The data:
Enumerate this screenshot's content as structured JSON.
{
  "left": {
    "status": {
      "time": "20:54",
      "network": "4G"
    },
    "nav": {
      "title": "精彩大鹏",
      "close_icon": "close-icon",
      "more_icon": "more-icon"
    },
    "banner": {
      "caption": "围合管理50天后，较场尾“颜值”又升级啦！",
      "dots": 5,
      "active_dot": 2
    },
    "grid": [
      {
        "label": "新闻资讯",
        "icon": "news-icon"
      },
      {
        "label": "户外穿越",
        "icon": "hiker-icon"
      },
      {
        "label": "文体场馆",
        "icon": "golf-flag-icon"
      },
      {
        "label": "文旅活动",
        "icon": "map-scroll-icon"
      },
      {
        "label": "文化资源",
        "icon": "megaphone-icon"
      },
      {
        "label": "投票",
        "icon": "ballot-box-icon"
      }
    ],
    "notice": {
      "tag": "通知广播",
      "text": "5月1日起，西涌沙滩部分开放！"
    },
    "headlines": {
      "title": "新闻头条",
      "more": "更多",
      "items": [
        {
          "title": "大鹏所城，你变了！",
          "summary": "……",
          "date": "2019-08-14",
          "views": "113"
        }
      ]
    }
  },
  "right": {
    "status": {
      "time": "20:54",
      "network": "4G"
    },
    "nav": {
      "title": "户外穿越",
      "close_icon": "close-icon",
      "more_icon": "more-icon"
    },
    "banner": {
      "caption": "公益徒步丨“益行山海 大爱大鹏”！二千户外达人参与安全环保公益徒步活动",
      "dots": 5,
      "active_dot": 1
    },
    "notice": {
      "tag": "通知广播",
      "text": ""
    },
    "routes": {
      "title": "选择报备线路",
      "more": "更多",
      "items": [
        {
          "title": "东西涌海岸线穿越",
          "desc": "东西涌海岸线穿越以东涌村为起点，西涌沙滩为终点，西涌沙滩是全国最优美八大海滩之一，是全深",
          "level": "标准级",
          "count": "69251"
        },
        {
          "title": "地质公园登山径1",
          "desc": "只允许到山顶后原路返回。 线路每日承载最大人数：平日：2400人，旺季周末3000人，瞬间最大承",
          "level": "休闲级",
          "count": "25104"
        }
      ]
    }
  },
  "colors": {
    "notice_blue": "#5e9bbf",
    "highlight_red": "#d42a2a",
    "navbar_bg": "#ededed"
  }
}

Instructions to follow: Return every line of the material exactly.

Solution for this exercise:
Enumerate this screenshot's content as structured JSON.
{
  "left": {
    "status": {
      "time": "20:54",
      "network": "4G"
    },
    "nav": {
      "title": "精彩大鹏",
      "close_icon": "close-icon",
      "more_icon": "more-icon"
    },
    "banner": {
      "caption": "围合管理50天后，较场尾“颜值”又升级啦！",
      "dots": 5,
      "active_dot": 2
    },
    "grid": [
      {
        "label": "新闻资讯",
        "icon": "news-icon"
      },
      {
        "label": "户外穿越",
        "icon": "hiker-icon"
      },
      {
        "label": "文体场馆",
        "icon": "golf-flag-icon"
      },
      {
        "label": "文旅活动",
        "icon": "map-scroll-icon"
      },
      {
        "label": "文化资源",
        "icon": "megaphone-icon"
      },
      {
        "label": "投票",
        "icon": "ballot-box-icon"
      }
    ],
    "notice": {
      "tag": "通知广播",
      "text": "5月1日起，西涌沙滩部分开放！"
    },
    "headlines": {
      "title": "新闻头条",
      "more": "更多",
      "items": [
        {
          "title": "大鹏所城，你变了！",
          "summary": "……",
          "date": "2019-08-14",
          "views": "113"
        }
      ]
    }
  },
  "right": {
    "status": {
      "time": "20:54",
      "network": "4G"
    },
    "nav": {
      "title": "户外穿越",
      "close_icon": "close-icon",
      "more_icon": "more-icon"
    },
    "banner": {
      "caption": "公益徒步丨“益行山海 大爱大鹏”！二千户外达人参与安全环保公益徒步活动",
      "dots": 5,
      "active_dot": 1
    },
    "notice": {
      "tag": "通知广播",
      "text": ""
    },
    "routes": {
      "title": "选择报备线路",
      "more": "更多",
      "items": [
        {
          "title": "东西涌海岸线穿越",
          "desc": "东西涌海岸线穿越以东涌村为起点，西涌沙滩为终点，西涌沙滩是全国最优美八大海滩之一，是全深",
          "level": "标准级",
          "count": "69251"
        },
        {
          "title": "地质公园登山径1",
          "desc": "只允许到山顶后原路返回。 线路每日承载最大人数：平日：2400人，旺季周末3000人，瞬间最大承",
          "level": "休闲级",
          "count": "25104"
        }
      ]
    }
  },
  "colors": {
    "notice_blue": "#5e9bbf",
    "highlight_red": "#d42a2a",
    "navbar_bg": "#ededed"
  }
}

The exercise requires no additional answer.